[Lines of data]
"""

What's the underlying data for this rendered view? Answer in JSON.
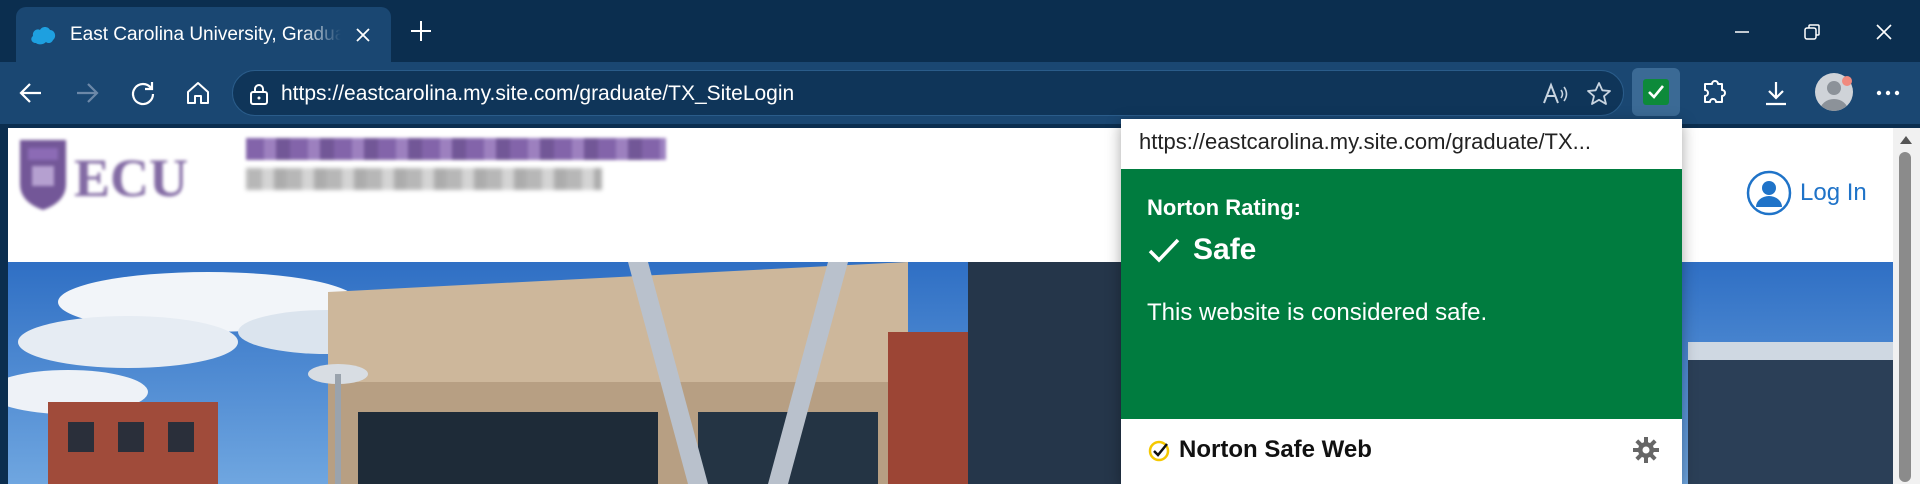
{
  "browser": {
    "tab": {
      "title": "East Carolina University, Graduate School Application",
      "favicon": "salesforce-cloud-icon"
    },
    "address_bar": {
      "url": "https://eastcarolina.my.site.com/graduate/TX_SiteLogin"
    },
    "toolbar_icons": [
      "back-icon",
      "forward-icon",
      "refresh-icon",
      "home-icon",
      "read-aloud-icon",
      "favorite-star-icon",
      "norton-extension-icon",
      "extensions-icon",
      "downloads-icon",
      "profile-avatar",
      "more-icon"
    ],
    "window_controls": [
      "minimize-icon",
      "restore-icon",
      "close-icon"
    ]
  },
  "page": {
    "header": {
      "login_label": "Log In"
    }
  },
  "norton_popup": {
    "url": "https://eastcarolina.my.site.com/graduate/TX...",
    "rating_label": "Norton Rating:",
    "status": "Safe",
    "description": "This website is considered safe.",
    "brand": "Norton Safe Web",
    "colors": {
      "green": "#007c3f",
      "accent_yellow": "#f5c800"
    }
  },
  "colors": {
    "tabstrip_bg": "#0b2e4f",
    "toolbar_bg": "#1a4772",
    "link_blue": "#1f73c8"
  }
}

"""

• Goal:
Go back to the records above and write them out exactly, without the pictures.

• Problem solution:
What's the underlying data for this rendered view? Answer in JSON.
{
  "browser": {
    "tab": {
      "title": "East Carolina University, Graduate School Application",
      "favicon": "salesforce-cloud-icon"
    },
    "address_bar": {
      "url": "https://eastcarolina.my.site.com/graduate/TX_SiteLogin"
    },
    "toolbar_icons": [
      "back-icon",
      "forward-icon",
      "refresh-icon",
      "home-icon",
      "read-aloud-icon",
      "favorite-star-icon",
      "norton-extension-icon",
      "extensions-icon",
      "downloads-icon",
      "profile-avatar",
      "more-icon"
    ],
    "window_controls": [
      "minimize-icon",
      "restore-icon",
      "close-icon"
    ]
  },
  "page": {
    "header": {
      "login_label": "Log In"
    }
  },
  "norton_popup": {
    "url": "https://eastcarolina.my.site.com/graduate/TX...",
    "rating_label": "Norton Rating:",
    "status": "Safe",
    "description": "This website is considered safe.",
    "brand": "Norton Safe Web",
    "colors": {
      "green": "#007c3f",
      "accent_yellow": "#f5c800"
    }
  },
  "colors": {
    "tabstrip_bg": "#0b2e4f",
    "toolbar_bg": "#1a4772",
    "link_blue": "#1f73c8"
  }
}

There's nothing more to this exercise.